Data in this exercise:
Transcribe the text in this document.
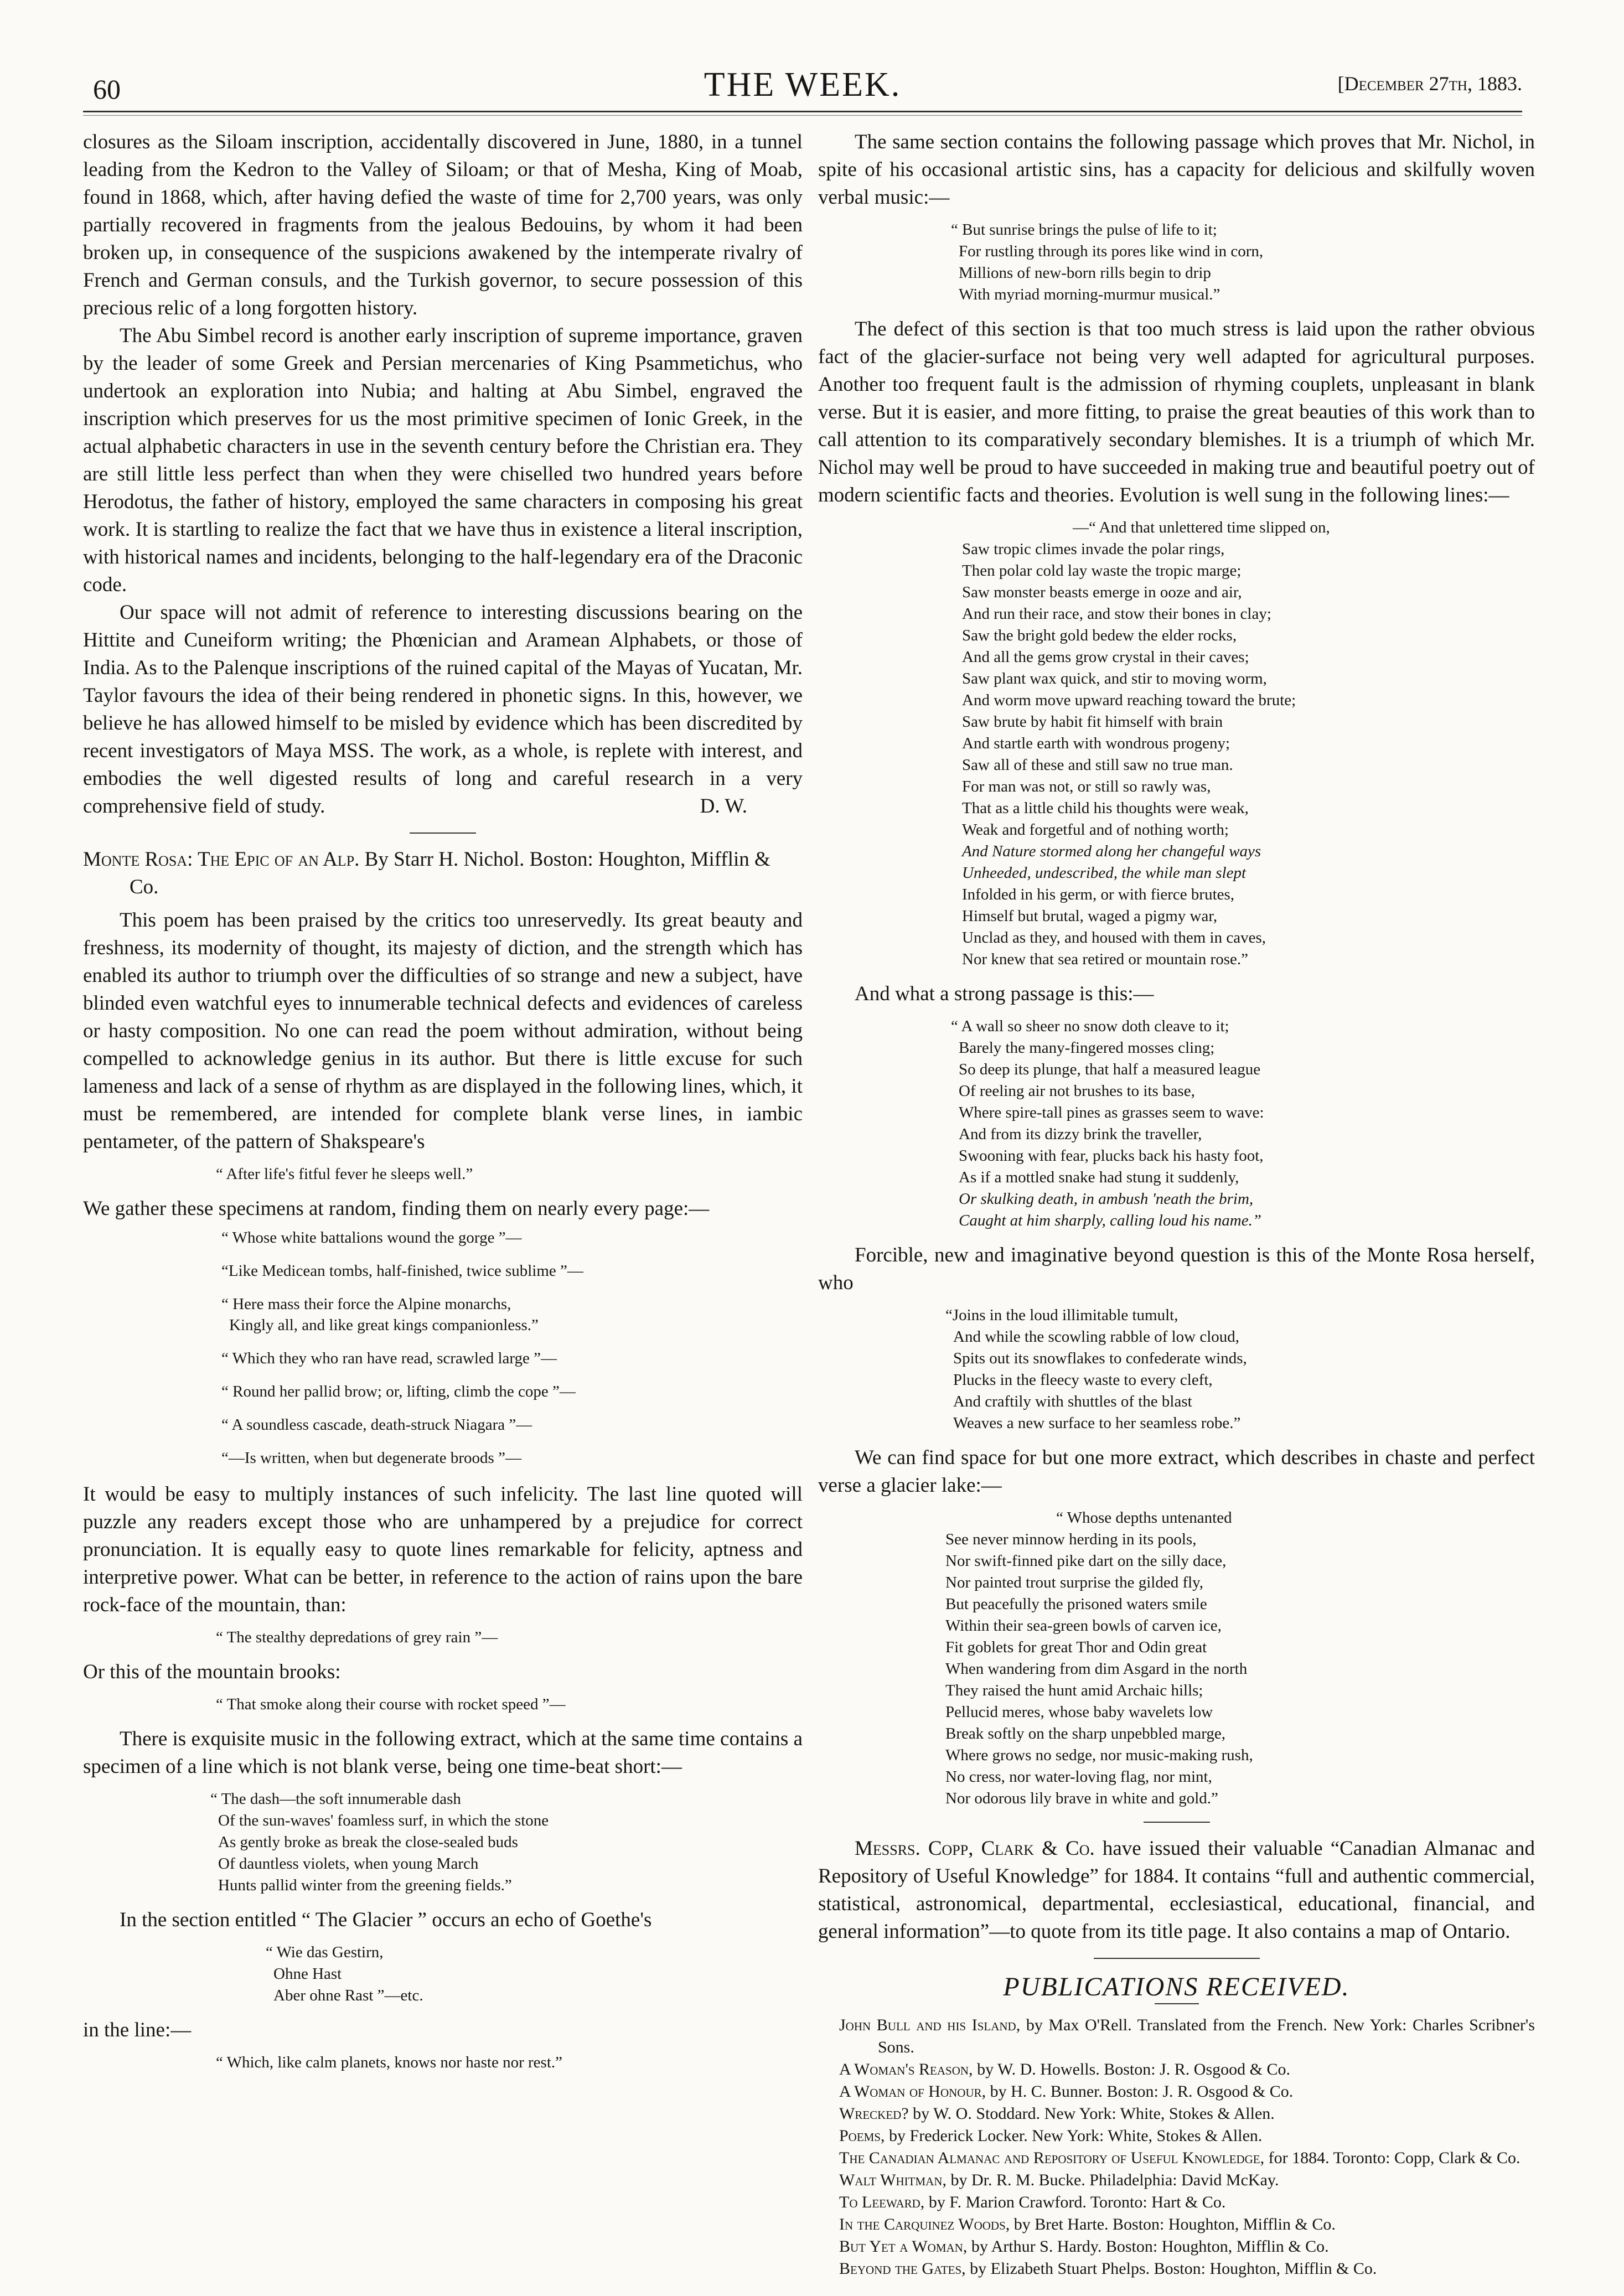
60	THE WEEK.	[December 27th, 1883.

closures as the Siloam inscription, accidentally discovered in June, 1880, in a tunnel leading from the Kedron to the Valley of Siloam; or that of Mesha, King of Moab, found in 1868, which, after having defied the waste of time for 2,700 years, was only partially recovered in fragments from the jealous Bedouins, by whom it had been broken up, in consequence of the suspicions awakened by the intemperate rivalry of French and German consuls, and the Turkish governor, to secure possession of this precious relic of a long forgotten history.

The Abu Simbel record is another early inscription of supreme importance, graven by the leader of some Greek and Persian mercenaries of King Psammetichus, who undertook an exploration into Nubia; and halting at Abu Simbel, engraved the inscription which preserves for us the most primitive specimen of Ionic Greek, in the actual alphabetic characters in use in the seventh century before the Christian era. They are still little less perfect than when they were chiselled two hundred years before Herodotus, the father of history, employed the same characters in composing his great work. It is startling to realize the fact that we have thus in existence a literal inscription, with historical names and incidents, belonging to the half-legendary era of the Draconic code.

Our space will not admit of reference to interesting discussions bearing on the Hittite and Cuneiform writing; the Phœnician and Aramean Alphabets, or those of India. As to the Palenque inscriptions of the ruined capital of the Mayas of Yucatan, Mr. Taylor favours the idea of their being rendered in phonetic signs. In this, however, we believe he has allowed himself to be misled by evidence which has been discredited by recent investigators of Maya MSS. The work, as a whole, is replete with interest, and embodies the well digested results of long and careful research in a very comprehensive field of study.	D. W.

Monte Rosa: The Epic of an Alp. By Starr H. Nichol. Boston: Houghton, Mifflin & Co.

This poem has been praised by the critics too unreservedly. Its great beauty and freshness, its modernity of thought, its majesty of diction, and the strength which has enabled its author to triumph over the difficulties of so strange and new a subject, have blinded even watchful eyes to innumerable technical defects and evidences of careless or hasty composition. No one can read the poem without admiration, without being compelled to acknowledge genius in its author. But there is little excuse for such lameness and lack of a sense of rhythm as are displayed in the following lines, which, it must be remembered, are intended for complete blank verse lines, in iambic pentameter, of the pattern of Shakspeare's

“ After life's fitful fever he sleeps well.”

We gather these specimens at random, finding them on nearly every page:—

“ Whose white battalions wound the gorge ”—
“Like Medicean tombs, half-finished, twice sublime ”—
“ Here mass their force the Alpine monarchs,
Kingly all, and like great kings companionless.”
“ Which they who ran have read, scrawled large ”—
“ Round her pallid brow; or, lifting, climb the cope ”—
“ A soundless cascade, death-struck Niagara ”—
“—Is written, when but degenerate broods ”—

It would be easy to multiply instances of such infelicity. The last line quoted will puzzle any readers except those who are unhampered by a prejudice for correct pronunciation. It is equally easy to quote lines remarkable for felicity, aptness and interpretive power. What can be better, in reference to the action of rains upon the bare rock-face of the mountain, than:

“ The stealthy depredations of grey rain ”—

Or this of the mountain brooks:

“ That smoke along their course with rocket speed ”—

There is exquisite music in the following extract, which at the same time contains a specimen of a line which is not blank verse, being one time-beat short:—

“ The dash—the soft innumerable dash
Of the sun-waves' foamless surf, in which the stone
As gently broke as break the close-sealed buds
Of dauntless violets, when young March
Hunts pallid winter from the greening fields.”

In the section entitled “ The Glacier ” occurs an echo of Goethe's

“ Wie das Gestirn,
Ohne Hast
Aber ohne Rast ”—etc.

in the line:—

“ Which, like calm planets, knows nor haste nor rest.”

The same section contains the following passage which proves that Mr. Nichol, in spite of his occasional artistic sins, has a capacity for delicious and skilfully woven verbal music:—

“ But sunrise brings the pulse of life to it;
For rustling through its pores like wind in corn,
Millions of new-born rills begin to drip
With myriad morning-murmur musical.”

The defect of this section is that too much stress is laid upon the rather obvious fact of the glacier-surface not being very well adapted for agricultural purposes. Another too frequent fault is the admission of rhyming couplets, unpleasant in blank verse. But it is easier, and more fitting, to praise the great beauties of this work than to call attention to its comparatively secondary blemishes. It is a triumph of which Mr. Nichol may well be proud to have succeeded in making true and beautiful poetry out of modern scientific facts and theories. Evolution is well sung in the following lines:—

—“ And that unlettered time slipped on,
Saw tropic climes invade the polar rings,
Then polar cold lay waste the tropic marge;
Saw monster beasts emerge in ooze and air,
And run their race, and stow their bones in clay;
Saw the bright gold bedew the elder rocks,
And all the gems grow crystal in their caves;
Saw plant wax quick, and stir to moving worm,
And worm move upward reaching toward the brute;
Saw brute by habit fit himself with brain
And startle earth with wondrous progeny;
Saw all of these and still saw no true man.
For man was not, or still so rawly was,
That as a little child his thoughts were weak,
Weak and forgetful and of nothing worth;
And Nature stormed along her changeful ways
Unheeded, undescribed, the while man slept
Infolded in his germ, or with fierce brutes,
Himself but brutal, waged a pigmy war,
Unclad as they, and housed with them in caves,
Nor knew that sea retired or mountain rose.”

And what a strong passage is this:—

“ A wall so sheer no snow doth cleave to it;
Barely the many-fingered mosses cling;
So deep its plunge, that half a measured league
Of reeling air not brushes to its base,
Where spire-tall pines as grasses seem to wave:
And from its dizzy brink the traveller,
Swooning with fear, plucks back his hasty foot,
As if a mottled snake had stung it suddenly,
Or skulking death, in ambush 'neath the brim,
Caught at him sharply, calling loud his name.”

Forcible, new and imaginative beyond question is this of the Monte Rosa herself, who

“Joins in the loud illimitable tumult,
And while the scowling rabble of low cloud,
Spits out its snowflakes to confederate winds,
Plucks in the fleecy waste to every cleft,
And craftily with shuttles of the blast
Weaves a new surface to her seamless robe.”

We can find space for but one more extract, which describes in chaste and perfect verse a glacier lake:—

“ Whose depths untenanted
See never minnow herding in its pools,
Nor swift-finned pike dart on the silly dace,
Nor painted trout surprise the gilded fly,
But peacefully the prisoned waters smile
Within their sea-green bowls of carven ice,
Fit goblets for great Thor and Odin great
When wandering from dim Asgard in the north
They raised the hunt amid Archaic hills;
Pellucid meres, whose baby wavelets low
Break softly on the sharp unpebbled marge,
Where grows no sedge, nor music-making rush,
No cress, nor water-loving flag, nor mint,
Nor odorous lily brave in white and gold.”

Messrs. Copp, Clark & Co. have issued their valuable “Canadian Almanac and Repository of Useful Knowledge” for 1884. It contains “full and authentic commercial, statistical, astronomical, departmental, ecclesiastical, educational, financial, and general information”—to quote from its title page. It also contains a map of Ontario.

PUBLICATIONS RECEIVED.
John Bull and his Island, by Max O'Rell. Translated from the French. New York: Charles Scribner's Sons.
A Woman's Reason, by W. D. Howells. Boston: J. R. Osgood & Co.
A Woman of Honour, by H. C. Bunner. Boston: J. R. Osgood & Co.
Wrecked? by W. O. Stoddard. New York: White, Stokes & Allen.
Poems, by Frederick Locker. New York: White, Stokes & Allen.
The Canadian Almanac and Repository of Useful Knowledge, for 1884. Toronto: Copp, Clark & Co.
Walt Whitman, by Dr. R. M. Bucke. Philadelphia: David McKay.
To Leeward, by F. Marion Crawford. Toronto: Hart & Co.
In the Carquinez Woods, by Bret Harte. Boston: Houghton, Mifflin & Co.
But Yet a Woman, by Arthur S. Hardy. Boston: Houghton, Mifflin & Co.
Beyond the Gates, by Elizabeth Stuart Phelps. Boston: Houghton, Mifflin & Co.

Task objective:
Extract the text of all the records above verbatim, excluding pictures.

Output below:
Transcribe the text in this document.
60	THE WEEK.	[December 27th, 1883.

closures as the Siloam inscription, accidentally discovered in June, 1880, in a tunnel leading from the Kedron to the Valley of Siloam; or that of Mesha, King of Moab, found in 1868, which, after having defied the waste of time for 2,700 years, was only partially recovered in fragments from the jealous Bedouins, by whom it had been broken up, in consequence of the suspicions awakened by the intemperate rivalry of French and German consuls, and the Turkish governor, to secure possession of this precious relic of a long forgotten history.

The Abu Simbel record is another early inscription of supreme importance, graven by the leader of some Greek and Persian mercenaries of King Psammetichus, who undertook an exploration into Nubia; and halting at Abu Simbel, engraved the inscription which preserves for us the most primitive specimen of Ionic Greek, in the actual alphabetic characters in use in the seventh century before the Christian era. They are still little less perfect than when they were chiselled two hundred years before Herodotus, the father of history, employed the same characters in composing his great work. It is startling to realize the fact that we have thus in existence a literal inscription, with historical names and incidents, belonging to the half-legendary era of the Draconic code.

Our space will not admit of reference to interesting discussions bearing on the Hittite and Cuneiform writing; the Phœnician and Aramean Alphabets, or those of India. As to the Palenque inscriptions of the ruined capital of the Mayas of Yucatan, Mr. Taylor favours the idea of their being rendered in phonetic signs. In this, however, we believe he has allowed himself to be misled by evidence which has been discredited by recent investigators of Maya MSS. The work, as a whole, is replete with interest, and embodies the well digested results of long and careful research in a very comprehensive field of study.	D. W.

Monte Rosa: The Epic of an Alp. By Starr H. Nichol. Boston: Houghton, Mifflin & Co.

This poem has been praised by the critics too unreservedly. Its great beauty and freshness, its modernity of thought, its majesty of diction, and the strength which has enabled its author to triumph over the difficulties of so strange and new a subject, have blinded even watchful eyes to innumerable technical defects and evidences of careless or hasty composition. No one can read the poem without admiration, without being compelled to acknowledge genius in its author. But there is little excuse for such lameness and lack of a sense of rhythm as are displayed in the following lines, which, it must be remembered, are intended for complete blank verse lines, in iambic pentameter, of the pattern of Shakspeare's

“ After life's fitful fever he sleeps well.”

We gather these specimens at random, finding them on nearly every page:—

“ Whose white battalions wound the gorge ”—
“Like Medicean tombs, half-finished, twice sublime ”—
“ Here mass their force the Alpine monarchs,
Kingly all, and like great kings companionless.”
“ Which they who ran have read, scrawled large ”—
“ Round her pallid brow; or, lifting, climb the cope ”—
“ A soundless cascade, death-struck Niagara ”—
“—Is written, when but degenerate broods ”—

It would be easy to multiply instances of such infelicity. The last line quoted will puzzle any readers except those who are unhampered by a prejudice for correct pronunciation. It is equally easy to quote lines remarkable for felicity, aptness and interpretive power. What can be better, in reference to the action of rains upon the bare rock-face of the mountain, than:

“ The stealthy depredations of grey rain ”—

Or this of the mountain brooks:

“ That smoke along their course with rocket speed ”—

There is exquisite music in the following extract, which at the same time contains a specimen of a line which is not blank verse, being one time-beat short:—

“ The dash—the soft innumerable dash
Of the sun-waves' foamless surf, in which the stone
As gently broke as break the close-sealed buds
Of dauntless violets, when young March
Hunts pallid winter from the greening fields.”

In the section entitled “ The Glacier ” occurs an echo of Goethe's

“ Wie das Gestirn,
Ohne Hast
Aber ohne Rast ”—etc.

in the line:—

“ Which, like calm planets, knows nor haste nor rest.”

The same section contains the following passage which proves that Mr. Nichol, in spite of his occasional artistic sins, has a capacity for delicious and skilfully woven verbal music:—

“ But sunrise brings the pulse of life to it;
For rustling through its pores like wind in corn,
Millions of new-born rills begin to drip
With myriad morning-murmur musical.”

The defect of this section is that too much stress is laid upon the rather obvious fact of the glacier-surface not being very well adapted for agricultural purposes. Another too frequent fault is the admission of rhyming couplets, unpleasant in blank verse. But it is easier, and more fitting, to praise the great beauties of this work than to call attention to its comparatively secondary blemishes. It is a triumph of which Mr. Nichol may well be proud to have succeeded in making true and beautiful poetry out of modern scientific facts and theories. Evolution is well sung in the following lines:—

—“ And that unlettered time slipped on,
Saw tropic climes invade the polar rings,
Then polar cold lay waste the tropic marge;
Saw monster beasts emerge in ooze and air,
And run their race, and stow their bones in clay;
Saw the bright gold bedew the elder rocks,
And all the gems grow crystal in their caves;
Saw plant wax quick, and stir to moving worm,
And worm move upward reaching toward the brute;
Saw brute by habit fit himself with brain
And startle earth with wondrous progeny;
Saw all of these and still saw no true man.
For man was not, or still so rawly was,
That as a little child his thoughts were weak,
Weak and forgetful and of nothing worth;
And Nature stormed along her changeful ways
Unheeded, undescribed, the while man slept
Infolded in his germ, or with fierce brutes,
Himself but brutal, waged a pigmy war,
Unclad as they, and housed with them in caves,
Nor knew that sea retired or mountain rose.”

And what a strong passage is this:—

“ A wall so sheer no snow doth cleave to it;
Barely the many-fingered mosses cling;
So deep its plunge, that half a measured league
Of reeling air not brushes to its base,
Where spire-tall pines as grasses seem to wave:
And from its dizzy brink the traveller,
Swooning with fear, plucks back his hasty foot,
As if a mottled snake had stung it suddenly,
Or skulking death, in ambush 'neath the brim,
Caught at him sharply, calling loud his name.”

Forcible, new and imaginative beyond question is this of the Monte Rosa herself, who

“Joins in the loud illimitable tumult,
And while the scowling rabble of low cloud,
Spits out its snowflakes to confederate winds,
Plucks in the fleecy waste to every cleft,
And craftily with shuttles of the blast
Weaves a new surface to her seamless robe.”

We can find space for but one more extract, which describes in chaste and perfect verse a glacier lake:—

“ Whose depths untenanted
See never minnow herding in its pools,
Nor swift-finned pike dart on the silly dace,
Nor painted trout surprise the gilded fly,
But peacefully the prisoned waters smile
Within their sea-green bowls of carven ice,
Fit goblets for great Thor and Odin great
When wandering from dim Asgard in the north
They raised the hunt amid Archaic hills;
Pellucid meres, whose baby wavelets low
Break softly on the sharp unpebbled marge,
Where grows no sedge, nor music-making rush,
No cress, nor water-loving flag, nor mint,
Nor odorous lily brave in white and gold.”

Messrs. Copp, Clark & Co. have issued their valuable “Canadian Almanac and Repository of Useful Knowledge” for 1884. It contains “full and authentic commercial, statistical, astronomical, departmental, ecclesiastical, educational, financial, and general information”—to quote from its title page. It also contains a map of Ontario.

PUBLICATIONS RECEIVED.
John Bull and his Island, by Max O'Rell. Translated from the French. New York: Charles Scribner's Sons.
A Woman's Reason, by W. D. Howells. Boston: J. R. Osgood & Co.
A Woman of Honour, by H. C. Bunner. Boston: J. R. Osgood & Co.
Wrecked? by W. O. Stoddard. New York: White, Stokes & Allen.
Poems, by Frederick Locker. New York: White, Stokes & Allen.
The Canadian Almanac and Repository of Useful Knowledge, for 1884. Toronto: Copp, Clark & Co.
Walt Whitman, by Dr. R. M. Bucke. Philadelphia: David McKay.
To Leeward, by F. Marion Crawford. Toronto: Hart & Co.
In the Carquinez Woods, by Bret Harte. Boston: Houghton, Mifflin & Co.
But Yet a Woman, by Arthur S. Hardy. Boston: Houghton, Mifflin & Co.
Beyond the Gates, by Elizabeth Stuart Phelps. Boston: Houghton, Mifflin & Co.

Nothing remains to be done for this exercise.